→ **Written task**
Repeat the material below exactly, line for line.
-=-=-=-=-
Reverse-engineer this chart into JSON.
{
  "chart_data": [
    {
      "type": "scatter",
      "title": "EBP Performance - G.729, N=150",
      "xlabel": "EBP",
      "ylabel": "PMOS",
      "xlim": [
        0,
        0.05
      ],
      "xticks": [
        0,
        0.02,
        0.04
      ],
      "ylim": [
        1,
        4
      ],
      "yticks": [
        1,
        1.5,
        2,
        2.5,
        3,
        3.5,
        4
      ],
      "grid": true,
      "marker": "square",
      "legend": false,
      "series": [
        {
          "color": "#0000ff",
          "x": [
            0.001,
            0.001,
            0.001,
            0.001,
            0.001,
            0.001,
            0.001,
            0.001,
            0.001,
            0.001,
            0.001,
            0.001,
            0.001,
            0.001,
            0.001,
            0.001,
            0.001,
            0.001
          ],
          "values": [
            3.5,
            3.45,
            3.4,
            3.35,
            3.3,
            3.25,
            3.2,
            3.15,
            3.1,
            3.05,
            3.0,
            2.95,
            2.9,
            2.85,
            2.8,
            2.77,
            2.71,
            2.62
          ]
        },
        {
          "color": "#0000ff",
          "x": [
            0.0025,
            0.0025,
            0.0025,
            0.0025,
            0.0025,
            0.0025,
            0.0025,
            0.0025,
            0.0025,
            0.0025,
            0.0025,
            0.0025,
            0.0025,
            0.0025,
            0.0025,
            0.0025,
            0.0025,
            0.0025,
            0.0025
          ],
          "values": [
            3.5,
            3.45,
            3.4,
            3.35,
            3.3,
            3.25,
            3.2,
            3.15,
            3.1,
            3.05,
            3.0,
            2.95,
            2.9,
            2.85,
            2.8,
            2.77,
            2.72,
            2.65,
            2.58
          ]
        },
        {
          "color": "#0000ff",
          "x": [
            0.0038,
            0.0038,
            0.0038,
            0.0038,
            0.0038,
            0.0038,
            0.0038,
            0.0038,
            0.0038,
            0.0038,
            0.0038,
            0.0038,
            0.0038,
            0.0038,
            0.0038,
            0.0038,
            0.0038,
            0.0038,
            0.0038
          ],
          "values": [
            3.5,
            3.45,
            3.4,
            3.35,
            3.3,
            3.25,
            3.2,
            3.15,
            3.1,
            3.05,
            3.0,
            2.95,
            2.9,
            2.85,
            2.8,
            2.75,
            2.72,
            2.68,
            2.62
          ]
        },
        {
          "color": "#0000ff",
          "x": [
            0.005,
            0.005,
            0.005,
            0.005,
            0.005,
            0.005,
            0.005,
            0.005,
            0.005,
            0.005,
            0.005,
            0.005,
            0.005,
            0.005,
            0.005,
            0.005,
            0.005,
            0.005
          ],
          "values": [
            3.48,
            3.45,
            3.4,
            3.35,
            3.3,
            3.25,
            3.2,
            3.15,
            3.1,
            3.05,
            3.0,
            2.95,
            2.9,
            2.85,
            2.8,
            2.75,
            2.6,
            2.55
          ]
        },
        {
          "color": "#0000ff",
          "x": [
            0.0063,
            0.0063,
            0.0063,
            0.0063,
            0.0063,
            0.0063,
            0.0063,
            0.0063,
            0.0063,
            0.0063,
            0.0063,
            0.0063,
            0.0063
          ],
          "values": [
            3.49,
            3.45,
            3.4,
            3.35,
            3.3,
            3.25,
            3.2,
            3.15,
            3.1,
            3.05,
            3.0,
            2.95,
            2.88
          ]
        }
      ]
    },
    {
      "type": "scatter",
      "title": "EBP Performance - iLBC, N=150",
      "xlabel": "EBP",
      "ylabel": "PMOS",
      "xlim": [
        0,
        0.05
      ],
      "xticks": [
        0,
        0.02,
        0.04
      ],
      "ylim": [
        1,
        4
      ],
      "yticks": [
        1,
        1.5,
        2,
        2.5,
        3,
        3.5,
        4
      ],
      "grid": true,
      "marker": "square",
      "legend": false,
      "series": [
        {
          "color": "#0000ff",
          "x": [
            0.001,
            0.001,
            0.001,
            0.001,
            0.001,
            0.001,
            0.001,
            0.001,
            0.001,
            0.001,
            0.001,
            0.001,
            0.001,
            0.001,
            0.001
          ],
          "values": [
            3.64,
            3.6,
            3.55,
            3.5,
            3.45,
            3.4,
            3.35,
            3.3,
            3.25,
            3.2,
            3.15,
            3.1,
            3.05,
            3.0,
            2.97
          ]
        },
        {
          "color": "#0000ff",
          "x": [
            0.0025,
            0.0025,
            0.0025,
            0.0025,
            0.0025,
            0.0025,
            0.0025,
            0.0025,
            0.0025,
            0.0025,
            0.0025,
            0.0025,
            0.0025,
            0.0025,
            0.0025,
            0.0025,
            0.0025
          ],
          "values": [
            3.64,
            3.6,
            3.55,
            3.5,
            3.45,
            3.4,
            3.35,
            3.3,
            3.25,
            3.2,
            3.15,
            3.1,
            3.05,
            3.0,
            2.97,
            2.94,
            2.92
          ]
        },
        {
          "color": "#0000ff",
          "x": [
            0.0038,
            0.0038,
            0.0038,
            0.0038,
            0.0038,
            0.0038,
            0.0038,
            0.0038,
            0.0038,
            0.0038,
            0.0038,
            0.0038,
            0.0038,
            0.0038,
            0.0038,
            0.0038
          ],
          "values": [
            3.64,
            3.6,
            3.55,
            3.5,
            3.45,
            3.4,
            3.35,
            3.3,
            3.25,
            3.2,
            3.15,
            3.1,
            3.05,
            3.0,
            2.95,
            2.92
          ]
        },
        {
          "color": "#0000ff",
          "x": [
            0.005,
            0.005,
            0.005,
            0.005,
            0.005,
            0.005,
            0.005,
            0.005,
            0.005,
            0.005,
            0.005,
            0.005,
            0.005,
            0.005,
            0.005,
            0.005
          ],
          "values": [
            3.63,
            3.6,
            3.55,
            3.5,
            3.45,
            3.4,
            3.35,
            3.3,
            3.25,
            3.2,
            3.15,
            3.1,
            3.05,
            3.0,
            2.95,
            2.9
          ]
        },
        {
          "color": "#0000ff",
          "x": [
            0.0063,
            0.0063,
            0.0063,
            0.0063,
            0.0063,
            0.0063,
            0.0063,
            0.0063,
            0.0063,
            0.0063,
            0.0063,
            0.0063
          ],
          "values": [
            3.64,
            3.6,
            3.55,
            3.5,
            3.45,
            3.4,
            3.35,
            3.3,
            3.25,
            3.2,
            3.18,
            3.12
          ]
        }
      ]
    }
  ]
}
-=-=-=-=-
→ **Written solution**
Reverse-engineer this chart into JSON.
{
  "chart_data": [
    {
      "type": "scatter",
      "title": "EBP Performance - G.729, N=150",
      "xlabel": "EBP",
      "ylabel": "PMOS",
      "xlim": [
        0,
        0.05
      ],
      "xticks": [
        0,
        0.02,
        0.04
      ],
      "ylim": [
        1,
        4
      ],
      "yticks": [
        1,
        1.5,
        2,
        2.5,
        3,
        3.5,
        4
      ],
      "grid": true,
      "marker": "square",
      "legend": false,
      "series": [
        {
          "color": "#0000ff",
          "x": [
            0.001,
            0.001,
            0.001,
            0.001,
            0.001,
            0.001,
            0.001,
            0.001,
            0.001,
            0.001,
            0.001,
            0.001,
            0.001,
            0.001,
            0.001,
            0.001,
            0.001,
            0.001
          ],
          "values": [
            3.5,
            3.45,
            3.4,
            3.35,
            3.3,
            3.25,
            3.2,
            3.15,
            3.1,
            3.05,
            3.0,
            2.95,
            2.9,
            2.85,
            2.8,
            2.77,
            2.71,
            2.62
          ]
        },
        {
          "color": "#0000ff",
          "x": [
            0.0025,
            0.0025,
            0.0025,
            0.0025,
            0.0025,
            0.0025,
            0.0025,
            0.0025,
            0.0025,
            0.0025,
            0.0025,
            0.0025,
            0.0025,
            0.0025,
            0.0025,
            0.0025,
            0.0025,
            0.0025,
            0.0025
          ],
          "values": [
            3.5,
            3.45,
            3.4,
            3.35,
            3.3,
            3.25,
            3.2,
            3.15,
            3.1,
            3.05,
            3.0,
            2.95,
            2.9,
            2.85,
            2.8,
            2.77,
            2.72,
            2.65,
            2.58
          ]
        },
        {
          "color": "#0000ff",
          "x": [
            0.0038,
            0.0038,
            0.0038,
            0.0038,
            0.0038,
            0.0038,
            0.0038,
            0.0038,
            0.0038,
            0.0038,
            0.0038,
            0.0038,
            0.0038,
            0.0038,
            0.0038,
            0.0038,
            0.0038,
            0.0038,
            0.0038
          ],
          "values": [
            3.5,
            3.45,
            3.4,
            3.35,
            3.3,
            3.25,
            3.2,
            3.15,
            3.1,
            3.05,
            3.0,
            2.95,
            2.9,
            2.85,
            2.8,
            2.75,
            2.72,
            2.68,
            2.62
          ]
        },
        {
          "color": "#0000ff",
          "x": [
            0.005,
            0.005,
            0.005,
            0.005,
            0.005,
            0.005,
            0.005,
            0.005,
            0.005,
            0.005,
            0.005,
            0.005,
            0.005,
            0.005,
            0.005,
            0.005,
            0.005,
            0.005
          ],
          "values": [
            3.48,
            3.45,
            3.4,
            3.35,
            3.3,
            3.25,
            3.2,
            3.15,
            3.1,
            3.05,
            3.0,
            2.95,
            2.9,
            2.85,
            2.8,
            2.75,
            2.6,
            2.55
          ]
        },
        {
          "color": "#0000ff",
          "x": [
            0.0063,
            0.0063,
            0.0063,
            0.0063,
            0.0063,
            0.0063,
            0.0063,
            0.0063,
            0.0063,
            0.0063,
            0.0063,
            0.0063,
            0.0063
          ],
          "values": [
            3.49,
            3.45,
            3.4,
            3.35,
            3.3,
            3.25,
            3.2,
            3.15,
            3.1,
            3.05,
            3.0,
            2.95,
            2.88
          ]
        }
      ]
    },
    {
      "type": "scatter",
      "title": "EBP Performance - iLBC, N=150",
      "xlabel": "EBP",
      "ylabel": "PMOS",
      "xlim": [
        0,
        0.05
      ],
      "xticks": [
        0,
        0.02,
        0.04
      ],
      "ylim": [
        1,
        4
      ],
      "yticks": [
        1,
        1.5,
        2,
        2.5,
        3,
        3.5,
        4
      ],
      "grid": true,
      "marker": "square",
      "legend": false,
      "series": [
        {
          "color": "#0000ff",
          "x": [
            0.001,
            0.001,
            0.001,
            0.001,
            0.001,
            0.001,
            0.001,
            0.001,
            0.001,
            0.001,
            0.001,
            0.001,
            0.001,
            0.001,
            0.001
          ],
          "values": [
            3.64,
            3.6,
            3.55,
            3.5,
            3.45,
            3.4,
            3.35,
            3.3,
            3.25,
            3.2,
            3.15,
            3.1,
            3.05,
            3.0,
            2.97
          ]
        },
        {
          "color": "#0000ff",
          "x": [
            0.0025,
            0.0025,
            0.0025,
            0.0025,
            0.0025,
            0.0025,
            0.0025,
            0.0025,
            0.0025,
            0.0025,
            0.0025,
            0.0025,
            0.0025,
            0.0025,
            0.0025,
            0.0025,
            0.0025
          ],
          "values": [
            3.64,
            3.6,
            3.55,
            3.5,
            3.45,
            3.4,
            3.35,
            3.3,
            3.25,
            3.2,
            3.15,
            3.1,
            3.05,
            3.0,
            2.97,
            2.94,
            2.92
          ]
        },
        {
          "color": "#0000ff",
          "x": [
            0.0038,
            0.0038,
            0.0038,
            0.0038,
            0.0038,
            0.0038,
            0.0038,
            0.0038,
            0.0038,
            0.0038,
            0.0038,
            0.0038,
            0.0038,
            0.0038,
            0.0038,
            0.0038
          ],
          "values": [
            3.64,
            3.6,
            3.55,
            3.5,
            3.45,
            3.4,
            3.35,
            3.3,
            3.25,
            3.2,
            3.15,
            3.1,
            3.05,
            3.0,
            2.95,
            2.92
          ]
        },
        {
          "color": "#0000ff",
          "x": [
            0.005,
            0.005,
            0.005,
            0.005,
            0.005,
            0.005,
            0.005,
            0.005,
            0.005,
            0.005,
            0.005,
            0.005,
            0.005,
            0.005,
            0.005,
            0.005
          ],
          "values": [
            3.63,
            3.6,
            3.55,
            3.5,
            3.45,
            3.4,
            3.35,
            3.3,
            3.25,
            3.2,
            3.15,
            3.1,
            3.05,
            3.0,
            2.95,
            2.9
          ]
        },
        {
          "color": "#0000ff",
          "x": [
            0.0063,
            0.0063,
            0.0063,
            0.0063,
            0.0063,
            0.0063,
            0.0063,
            0.0063,
            0.0063,
            0.0063,
            0.0063,
            0.0063
          ],
          "values": [
            3.64,
            3.6,
            3.55,
            3.5,
            3.45,
            3.4,
            3.35,
            3.3,
            3.25,
            3.2,
            3.18,
            3.12
          ]
        }
      ]
    }
  ]
}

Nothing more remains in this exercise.